(Structured figure records)
[START]
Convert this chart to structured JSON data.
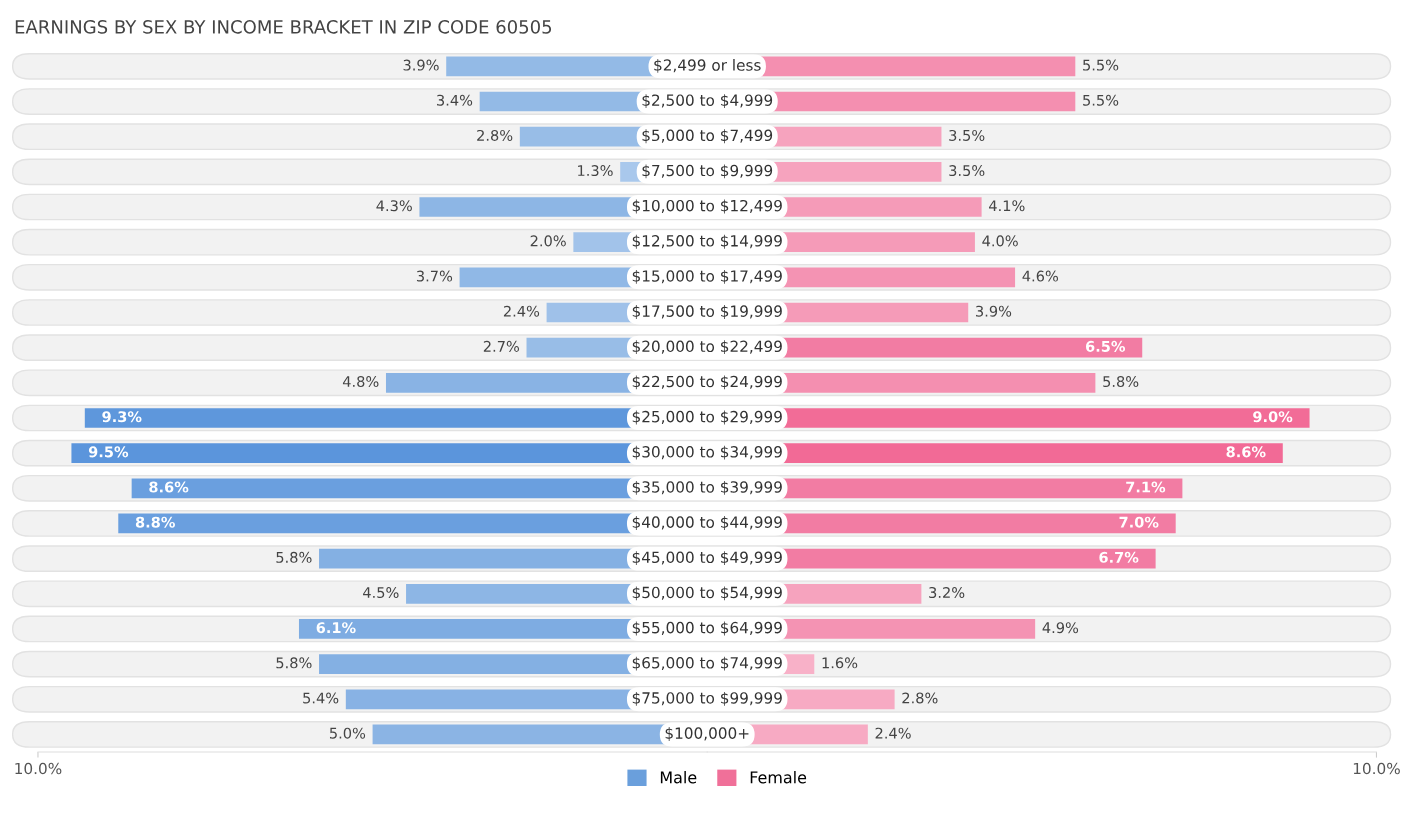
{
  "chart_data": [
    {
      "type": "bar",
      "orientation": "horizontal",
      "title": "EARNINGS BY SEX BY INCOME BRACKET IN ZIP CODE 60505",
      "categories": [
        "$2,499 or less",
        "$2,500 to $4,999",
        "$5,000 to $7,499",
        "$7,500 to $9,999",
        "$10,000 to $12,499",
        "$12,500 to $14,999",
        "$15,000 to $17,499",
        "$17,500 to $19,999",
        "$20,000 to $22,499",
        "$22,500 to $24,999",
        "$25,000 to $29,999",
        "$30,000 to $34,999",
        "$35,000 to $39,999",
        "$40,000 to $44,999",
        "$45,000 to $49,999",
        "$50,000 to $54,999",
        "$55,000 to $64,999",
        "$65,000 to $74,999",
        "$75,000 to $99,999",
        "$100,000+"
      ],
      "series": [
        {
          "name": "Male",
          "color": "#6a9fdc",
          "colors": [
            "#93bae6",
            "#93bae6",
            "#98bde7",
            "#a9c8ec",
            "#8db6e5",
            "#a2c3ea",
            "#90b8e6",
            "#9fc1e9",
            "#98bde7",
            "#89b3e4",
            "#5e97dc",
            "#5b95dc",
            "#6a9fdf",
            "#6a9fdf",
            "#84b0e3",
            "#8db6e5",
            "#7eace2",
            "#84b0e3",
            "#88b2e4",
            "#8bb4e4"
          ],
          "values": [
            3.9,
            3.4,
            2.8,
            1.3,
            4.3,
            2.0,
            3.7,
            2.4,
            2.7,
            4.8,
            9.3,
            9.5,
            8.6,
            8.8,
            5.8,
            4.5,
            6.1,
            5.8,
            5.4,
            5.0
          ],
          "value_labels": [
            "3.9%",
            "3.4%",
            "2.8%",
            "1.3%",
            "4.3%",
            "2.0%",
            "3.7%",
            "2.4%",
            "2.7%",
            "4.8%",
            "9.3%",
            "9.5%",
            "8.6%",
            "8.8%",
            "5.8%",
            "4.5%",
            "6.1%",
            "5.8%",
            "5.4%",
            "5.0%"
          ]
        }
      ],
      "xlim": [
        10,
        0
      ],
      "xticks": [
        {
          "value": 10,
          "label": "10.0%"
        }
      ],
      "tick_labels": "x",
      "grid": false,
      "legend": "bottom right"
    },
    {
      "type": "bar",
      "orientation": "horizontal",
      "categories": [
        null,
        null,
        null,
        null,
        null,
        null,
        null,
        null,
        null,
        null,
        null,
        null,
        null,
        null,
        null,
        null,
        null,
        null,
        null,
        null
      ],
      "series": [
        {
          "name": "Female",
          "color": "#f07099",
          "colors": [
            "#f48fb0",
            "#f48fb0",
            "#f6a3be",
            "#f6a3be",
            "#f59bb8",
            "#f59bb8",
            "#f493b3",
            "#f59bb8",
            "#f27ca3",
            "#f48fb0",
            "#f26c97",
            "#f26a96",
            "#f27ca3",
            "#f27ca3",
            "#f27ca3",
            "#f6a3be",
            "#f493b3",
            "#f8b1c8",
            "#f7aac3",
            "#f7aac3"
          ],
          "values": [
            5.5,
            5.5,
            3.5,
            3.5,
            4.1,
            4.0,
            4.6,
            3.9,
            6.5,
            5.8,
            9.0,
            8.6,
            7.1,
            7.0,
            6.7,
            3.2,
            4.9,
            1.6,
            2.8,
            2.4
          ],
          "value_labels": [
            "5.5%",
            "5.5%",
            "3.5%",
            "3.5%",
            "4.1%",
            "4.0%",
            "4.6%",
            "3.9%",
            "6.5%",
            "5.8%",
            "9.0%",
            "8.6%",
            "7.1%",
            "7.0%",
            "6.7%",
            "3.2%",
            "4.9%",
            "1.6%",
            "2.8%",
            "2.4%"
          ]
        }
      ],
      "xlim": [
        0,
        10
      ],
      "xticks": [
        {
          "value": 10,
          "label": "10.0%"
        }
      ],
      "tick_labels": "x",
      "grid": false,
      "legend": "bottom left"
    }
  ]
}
[END]
__Set problem__. Except for the pictures, give all the material above again verbatim.

__Response for this exercise__.
Convert this chart to structured JSON data.
{
  "chart_data": [
    {
      "type": "bar",
      "orientation": "horizontal",
      "title": "EARNINGS BY SEX BY INCOME BRACKET IN ZIP CODE 60505",
      "categories": [
        "$2,499 or less",
        "$2,500 to $4,999",
        "$5,000 to $7,499",
        "$7,500 to $9,999",
        "$10,000 to $12,499",
        "$12,500 to $14,999",
        "$15,000 to $17,499",
        "$17,500 to $19,999",
        "$20,000 to $22,499",
        "$22,500 to $24,999",
        "$25,000 to $29,999",
        "$30,000 to $34,999",
        "$35,000 to $39,999",
        "$40,000 to $44,999",
        "$45,000 to $49,999",
        "$50,000 to $54,999",
        "$55,000 to $64,999",
        "$65,000 to $74,999",
        "$75,000 to $99,999",
        "$100,000+"
      ],
      "series": [
        {
          "name": "Male",
          "color": "#6a9fdc",
          "colors": [
            "#93bae6",
            "#93bae6",
            "#98bde7",
            "#a9c8ec",
            "#8db6e5",
            "#a2c3ea",
            "#90b8e6",
            "#9fc1e9",
            "#98bde7",
            "#89b3e4",
            "#5e97dc",
            "#5b95dc",
            "#6a9fdf",
            "#6a9fdf",
            "#84b0e3",
            "#8db6e5",
            "#7eace2",
            "#84b0e3",
            "#88b2e4",
            "#8bb4e4"
          ],
          "values": [
            3.9,
            3.4,
            2.8,
            1.3,
            4.3,
            2.0,
            3.7,
            2.4,
            2.7,
            4.8,
            9.3,
            9.5,
            8.6,
            8.8,
            5.8,
            4.5,
            6.1,
            5.8,
            5.4,
            5.0
          ],
          "value_labels": [
            "3.9%",
            "3.4%",
            "2.8%",
            "1.3%",
            "4.3%",
            "2.0%",
            "3.7%",
            "2.4%",
            "2.7%",
            "4.8%",
            "9.3%",
            "9.5%",
            "8.6%",
            "8.8%",
            "5.8%",
            "4.5%",
            "6.1%",
            "5.8%",
            "5.4%",
            "5.0%"
          ]
        }
      ],
      "xlim": [
        10,
        0
      ],
      "xticks": [
        {
          "value": 10,
          "label": "10.0%"
        }
      ],
      "tick_labels": "x",
      "grid": false,
      "legend": "bottom right"
    },
    {
      "type": "bar",
      "orientation": "horizontal",
      "categories": [
        null,
        null,
        null,
        null,
        null,
        null,
        null,
        null,
        null,
        null,
        null,
        null,
        null,
        null,
        null,
        null,
        null,
        null,
        null,
        null
      ],
      "series": [
        {
          "name": "Female",
          "color": "#f07099",
          "colors": [
            "#f48fb0",
            "#f48fb0",
            "#f6a3be",
            "#f6a3be",
            "#f59bb8",
            "#f59bb8",
            "#f493b3",
            "#f59bb8",
            "#f27ca3",
            "#f48fb0",
            "#f26c97",
            "#f26a96",
            "#f27ca3",
            "#f27ca3",
            "#f27ca3",
            "#f6a3be",
            "#f493b3",
            "#f8b1c8",
            "#f7aac3",
            "#f7aac3"
          ],
          "values": [
            5.5,
            5.5,
            3.5,
            3.5,
            4.1,
            4.0,
            4.6,
            3.9,
            6.5,
            5.8,
            9.0,
            8.6,
            7.1,
            7.0,
            6.7,
            3.2,
            4.9,
            1.6,
            2.8,
            2.4
          ],
          "value_labels": [
            "5.5%",
            "5.5%",
            "3.5%",
            "3.5%",
            "4.1%",
            "4.0%",
            "4.6%",
            "3.9%",
            "6.5%",
            "5.8%",
            "9.0%",
            "8.6%",
            "7.1%",
            "7.0%",
            "6.7%",
            "3.2%",
            "4.9%",
            "1.6%",
            "2.8%",
            "2.4%"
          ]
        }
      ],
      "xlim": [
        0,
        10
      ],
      "xticks": [
        {
          "value": 10,
          "label": "10.0%"
        }
      ],
      "tick_labels": "x",
      "grid": false,
      "legend": "bottom left"
    }
  ]
}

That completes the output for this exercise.